- **Exercise prompt**: Reproduce the listing word for word. Skip any image.

- **Recorded information**:
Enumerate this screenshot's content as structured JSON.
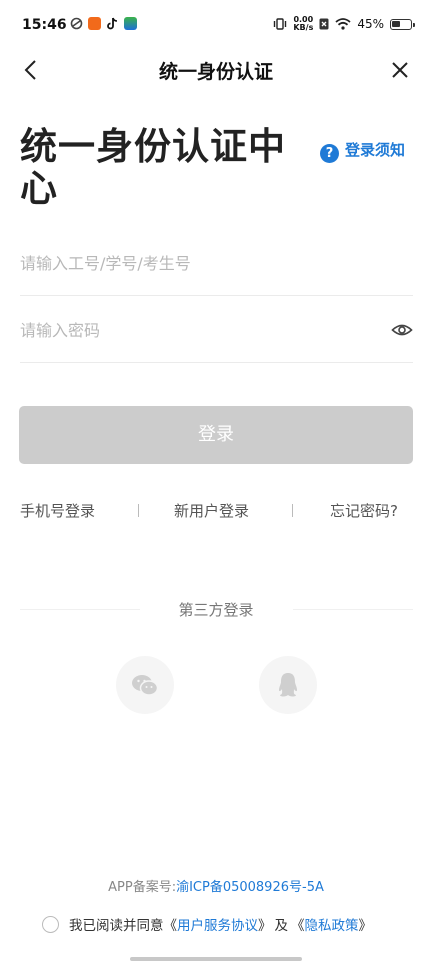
{
  "status_bar": {
    "time": "15:46",
    "net_speed_value": "0.00",
    "net_speed_unit": "KB/s",
    "battery": "45%"
  },
  "nav": {
    "title": "统一身份认证"
  },
  "heading": {
    "title": "统一身份认证中心",
    "notice_label": "登录须知",
    "notice_icon": "?"
  },
  "form": {
    "username_placeholder": "请输入工号/学号/考生号",
    "username_value": "",
    "password_placeholder": "请输入密码",
    "password_value": "",
    "login_label": "登录"
  },
  "links": {
    "phone_login": "手机号登录",
    "new_user_login": "新用户登录",
    "forgot_password": "忘记密码?"
  },
  "third_party": {
    "title": "第三方登录"
  },
  "footer": {
    "icp_label": "APP备案号:",
    "icp_number": "渝ICP备05008926号-5A",
    "agree_prefix": "我已阅读并同意",
    "open_quote_1": "《",
    "service_agreement": "用户服务协议",
    "close_quote_1": "》",
    "and": "及",
    "open_quote_2": "《",
    "privacy_policy": "隐私政策",
    "close_quote_2": "》"
  },
  "colors": {
    "accent": "#1f7ad6",
    "button_disabled": "#cccccc"
  }
}
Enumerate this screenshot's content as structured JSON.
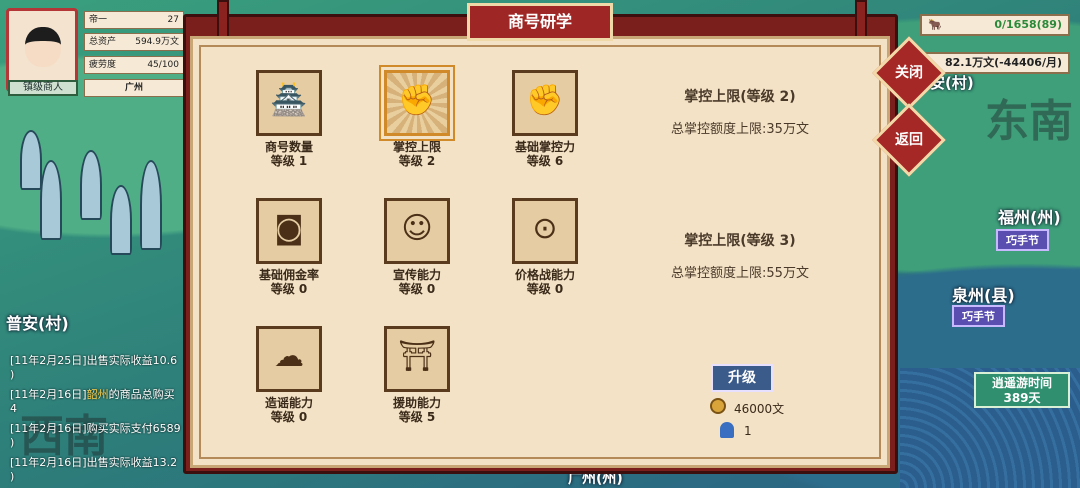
{
  "player": {
    "rank_label": "镇级商人",
    "stats": [
      {
        "label": "帝一",
        "value": "27"
      },
      {
        "label": "总资产",
        "value": "594.9万文"
      },
      {
        "label": "疲劳度",
        "value": "45/100"
      }
    ],
    "location": "广州"
  },
  "top_right": {
    "cart_value": "0/1658(89)",
    "money_value": "82.1万文(-44406/月)"
  },
  "map": {
    "cities": [
      "普安(村)",
      "福州(州)",
      "泉州(县)"
    ],
    "festival_tags": [
      "巧手节",
      "巧手节"
    ],
    "region_text": [
      "东南",
      "西南",
      "安(村)"
    ],
    "bottom_city": "广州(州)",
    "travel_time_label": "逍遥游时间",
    "travel_time_value": "389天"
  },
  "log": [
    {
      "prefix": "[11年2月25日]出售实际收益10.6",
      "highlight": "",
      "suffix": ""
    },
    {
      "prefix": ")",
      "highlight": "",
      "suffix": ""
    },
    {
      "prefix": "[11年2月16日]",
      "highlight": "韶州",
      "suffix": "的商品总购买"
    },
    {
      "prefix": "4",
      "highlight": "",
      "suffix": ""
    },
    {
      "prefix": "[11年2月16日]购买实际支付6589",
      "highlight": "",
      "suffix": ""
    },
    {
      "prefix": ")",
      "highlight": "",
      "suffix": ""
    },
    {
      "prefix": "[11年2月16日]出售实际收益13.2",
      "highlight": "",
      "suffix": ""
    },
    {
      "prefix": ")",
      "highlight": "",
      "suffix": ""
    }
  ],
  "dialog": {
    "title": "商号研学",
    "close_label": "关闭",
    "back_label": "返回",
    "skills": [
      {
        "name": "商号数量",
        "level": "等级 1",
        "icon": "shop-building-icon"
      },
      {
        "name": "掌控上限",
        "level": "等级 2",
        "icon": "fist-icon"
      },
      {
        "name": "基础掌控力",
        "level": "等级 6",
        "icon": "fist-house-icon"
      },
      {
        "name": "基础佣金率",
        "level": "等级 0",
        "icon": "coin-house-icon"
      },
      {
        "name": "宣传能力",
        "level": "等级 0",
        "icon": "shouting-person-icon"
      },
      {
        "name": "价格战能力",
        "level": "等级 0",
        "icon": "coins-icon"
      },
      {
        "name": "造谣能力",
        "level": "等级 0",
        "icon": "whisper-icon"
      },
      {
        "name": "援助能力",
        "level": "等级 5",
        "icon": "pavilion-icon"
      }
    ],
    "current_title": "掌控上限(等级 2)",
    "current_desc": "总掌控额度上限:35万文",
    "next_title": "掌控上限(等级 3)",
    "next_desc": "总掌控额度上限:55万文",
    "upgrade_label": "升级",
    "cost_money": "46000文",
    "cost_people": "1"
  }
}
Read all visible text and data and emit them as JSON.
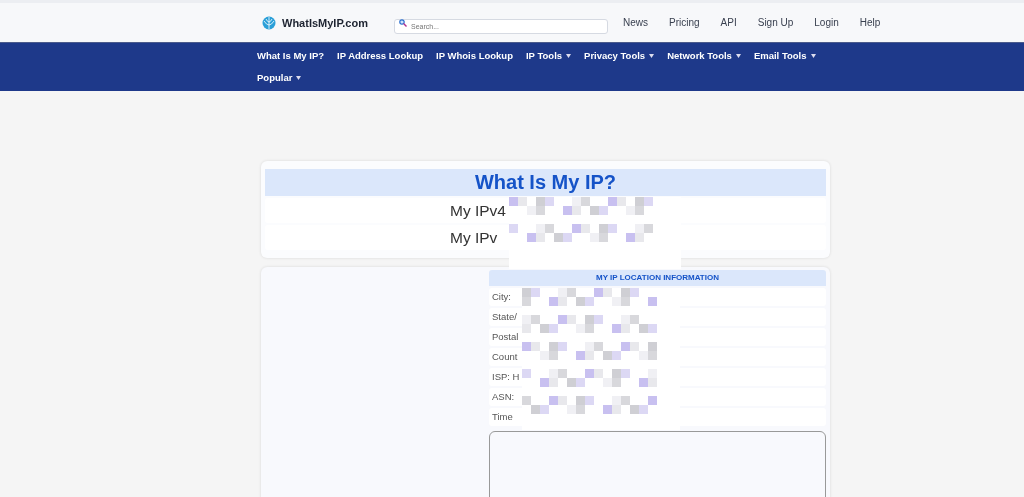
{
  "header": {
    "logo": "WhatIsMyIP.com",
    "search": {
      "placeholder": "Search..."
    },
    "links": [
      "News",
      "Pricing",
      "API",
      "Sign Up",
      "Login",
      "Help"
    ]
  },
  "nav": [
    {
      "label": "What Is My IP?",
      "dropdown": false
    },
    {
      "label": "IP Address Lookup",
      "dropdown": false
    },
    {
      "label": "IP Whois Lookup",
      "dropdown": false
    },
    {
      "label": "IP Tools",
      "dropdown": true
    },
    {
      "label": "Privacy Tools",
      "dropdown": true
    },
    {
      "label": "Network Tools",
      "dropdown": true
    },
    {
      "label": "Email Tools",
      "dropdown": true
    },
    {
      "label": "Popular",
      "dropdown": true
    }
  ],
  "ip_card": {
    "title": "What Is My IP?",
    "rows": [
      "My IPv4",
      "My IPv"
    ]
  },
  "location": {
    "title": "MY IP LOCATION INFORMATION",
    "rows": [
      "City:",
      "State/",
      "Postal",
      "Count",
      "ISP: H",
      "ASN:",
      "Time"
    ]
  }
}
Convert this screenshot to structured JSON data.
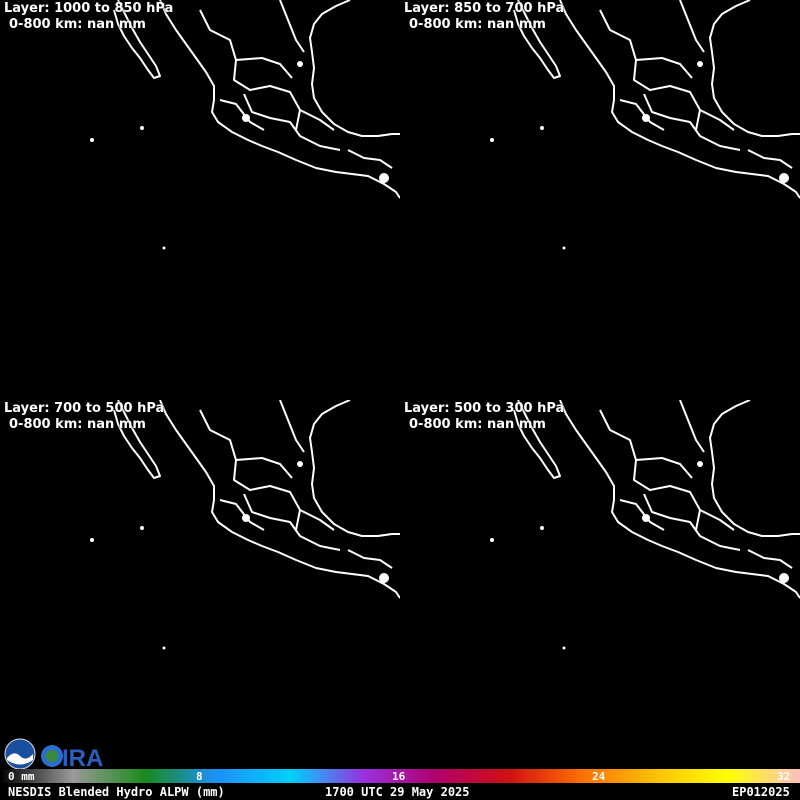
{
  "panels": [
    {
      "layer": "Layer: 1000 to 850 hPa",
      "sub": "0-800 km: nan mm"
    },
    {
      "layer": "Layer: 850 to 700 hPa",
      "sub": "0-800 km: nan mm"
    },
    {
      "layer": "Layer: 700 to 500 hPa",
      "sub": "0-800 km: nan mm"
    },
    {
      "layer": "Layer: 500 to 300 hPa",
      "sub": "0-800 km: nan mm"
    }
  ],
  "colorbar": {
    "ticks": [
      "0 mm",
      "8",
      "16",
      "24",
      "32"
    ],
    "colors": [
      "#000000",
      "#9a9a9a",
      "#1a8a1a",
      "#1e90ff",
      "#00d0ff",
      "#9a30e0",
      "#b0006a",
      "#d01010",
      "#ff7000",
      "#ffc000",
      "#ffff00",
      "#ffc0c0"
    ]
  },
  "footer": {
    "product": "NESDIS Blended Hydro ALPW (mm)",
    "time": "1700 UTC 29 May 2025",
    "storm_id": "EP012025"
  },
  "logos": {
    "noaa": "NOAA",
    "cira": "CIRA"
  }
}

- **Answer**:
Enumerate this screenshot's content as structured JSON.
{
  "status_bar": {
    "time": "15:46",
    "net_speed_value": "0.00",
    "net_speed_unit": "KB/s",
    "battery": "45%"
  },
  "nav": {
    "title": "统一身份认证"
  },
  "heading": {
    "title": "统一身份认证中心",
    "notice_label": "登录须知",
    "notice_icon": "?"
  },
  "form": {
    "username_placeholder": "请输入工号/学号/考生号",
    "username_value": "",
    "password_placeholder": "请输入密码",
    "password_value": "",
    "login_label": "登录"
  },
  "links": {
    "phone_login": "手机号登录",
    "new_user_login": "新用户登录",
    "forgot_password": "忘记密码?"
  },
  "third_party": {
    "title": "第三方登录"
  },
  "footer": {
    "icp_label": "APP备案号:",
    "icp_number": "渝ICP备05008926号-5A",
    "agree_prefix": "我已阅读并同意",
    "open_quote_1": "《",
    "service_agreement": "用户服务协议",
    "close_quote_1": "》",
    "and": "及",
    "open_quote_2": "《",
    "privacy_policy": "隐私政策",
    "close_quote_2": "》"
  },
  "colors": {
    "accent": "#1f7ad6",
    "button_disabled": "#cccccc"
  }
}
Enumerate this screenshot's content as structured JSON.
{
  "player": {
    "rank_label": "镇级商人",
    "stats": [
      {
        "label": "帝一",
        "value": "27"
      },
      {
        "label": "总资产",
        "value": "594.9万文"
      },
      {
        "label": "疲劳度",
        "value": "45/100"
      }
    ],
    "location": "广州"
  },
  "top_right": {
    "cart_value": "0/1658(89)",
    "money_value": "82.1万文(-44406/月)"
  },
  "map": {
    "cities": [
      "普安(村)",
      "福州(州)",
      "泉州(县)"
    ],
    "festival_tags": [
      "巧手节",
      "巧手节"
    ],
    "region_text": [
      "东南",
      "西南",
      "安(村)"
    ],
    "bottom_city": "广州(州)",
    "travel_time_label": "逍遥游时间",
    "travel_time_value": "389天"
  },
  "log": [
    {
      "prefix": "[11年2月25日]出售实际收益10.6",
      "highlight": "",
      "suffix": ""
    },
    {
      "prefix": ")",
      "highlight": "",
      "suffix": ""
    },
    {
      "prefix": "[11年2月16日]",
      "highlight": "韶州",
      "suffix": "的商品总购买"
    },
    {
      "prefix": "4",
      "highlight": "",
      "suffix": ""
    },
    {
      "prefix": "[11年2月16日]购买实际支付6589",
      "highlight": "",
      "suffix": ""
    },
    {
      "prefix": ")",
      "highlight": "",
      "suffix": ""
    },
    {
      "prefix": "[11年2月16日]出售实际收益13.2",
      "highlight": "",
      "suffix": ""
    },
    {
      "prefix": ")",
      "highlight": "",
      "suffix": ""
    }
  ],
  "dialog": {
    "title": "商号研学",
    "close_label": "关闭",
    "back_label": "返回",
    "skills": [
      {
        "name": "商号数量",
        "level": "等级 1",
        "icon": "shop-building-icon"
      },
      {
        "name": "掌控上限",
        "level": "等级 2",
        "icon": "fist-icon"
      },
      {
        "name": "基础掌控力",
        "level": "等级 6",
        "icon": "fist-house-icon"
      },
      {
        "name": "基础佣金率",
        "level": "等级 0",
        "icon": "coin-house-icon"
      },
      {
        "name": "宣传能力",
        "level": "等级 0",
        "icon": "shouting-person-icon"
      },
      {
        "name": "价格战能力",
        "level": "等级 0",
        "icon": "coins-icon"
      },
      {
        "name": "造谣能力",
        "level": "等级 0",
        "icon": "whisper-icon"
      },
      {
        "name": "援助能力",
        "level": "等级 5",
        "icon": "pavilion-icon"
      }
    ],
    "current_title": "掌控上限(等级 2)",
    "current_desc": "总掌控额度上限:35万文",
    "next_title": "掌控上限(等级 3)",
    "next_desc": "总掌控额度上限:55万文",
    "upgrade_label": "升级",
    "cost_money": "46000文",
    "cost_people": "1"
  }
}
Read all visible text and data and emit them as JSON.
{
  "header": {
    "logo": "WhatIsMyIP.com",
    "search": {
      "placeholder": "Search..."
    },
    "links": [
      "News",
      "Pricing",
      "API",
      "Sign Up",
      "Login",
      "Help"
    ]
  },
  "nav": [
    {
      "label": "What Is My IP?",
      "dropdown": false
    },
    {
      "label": "IP Address Lookup",
      "dropdown": false
    },
    {
      "label": "IP Whois Lookup",
      "dropdown": false
    },
    {
      "label": "IP Tools",
      "dropdown": true
    },
    {
      "label": "Privacy Tools",
      "dropdown": true
    },
    {
      "label": "Network Tools",
      "dropdown": true
    },
    {
      "label": "Email Tools",
      "dropdown": true
    },
    {
      "label": "Popular",
      "dropdown": true
    }
  ],
  "ip_card": {
    "title": "What Is My IP?",
    "rows": [
      "My IPv4",
      "My IPv"
    ]
  },
  "location": {
    "title": "MY IP LOCATION INFORMATION",
    "rows": [
      "City:",
      "State/",
      "Postal",
      "Count",
      "ISP: H",
      "ASN:",
      "Time"
    ]
  }
}
Convert this screenshot to structured JSON data.
{
  "panels": [
    {
      "layer": "Layer: 1000 to 850 hPa",
      "sub": "0-800 km: nan mm"
    },
    {
      "layer": "Layer: 850 to 700 hPa",
      "sub": "0-800 km: nan mm"
    },
    {
      "layer": "Layer: 700 to 500 hPa",
      "sub": "0-800 km: nan mm"
    },
    {
      "layer": "Layer: 500 to 300 hPa",
      "sub": "0-800 km: nan mm"
    }
  ],
  "colorbar": {
    "ticks": [
      "0 mm",
      "8",
      "16",
      "24",
      "32"
    ],
    "colors": [
      "#000000",
      "#9a9a9a",
      "#1a8a1a",
      "#1e90ff",
      "#00d0ff",
      "#9a30e0",
      "#b0006a",
      "#d01010",
      "#ff7000",
      "#ffc000",
      "#ffff00",
      "#ffc0c0"
    ]
  },
  "footer": {
    "product": "NESDIS Blended Hydro ALPW (mm)",
    "time": "1700 UTC 29 May 2025",
    "storm_id": "EP012025"
  },
  "logos": {
    "noaa": "NOAA",
    "cira": "CIRA"
  }
}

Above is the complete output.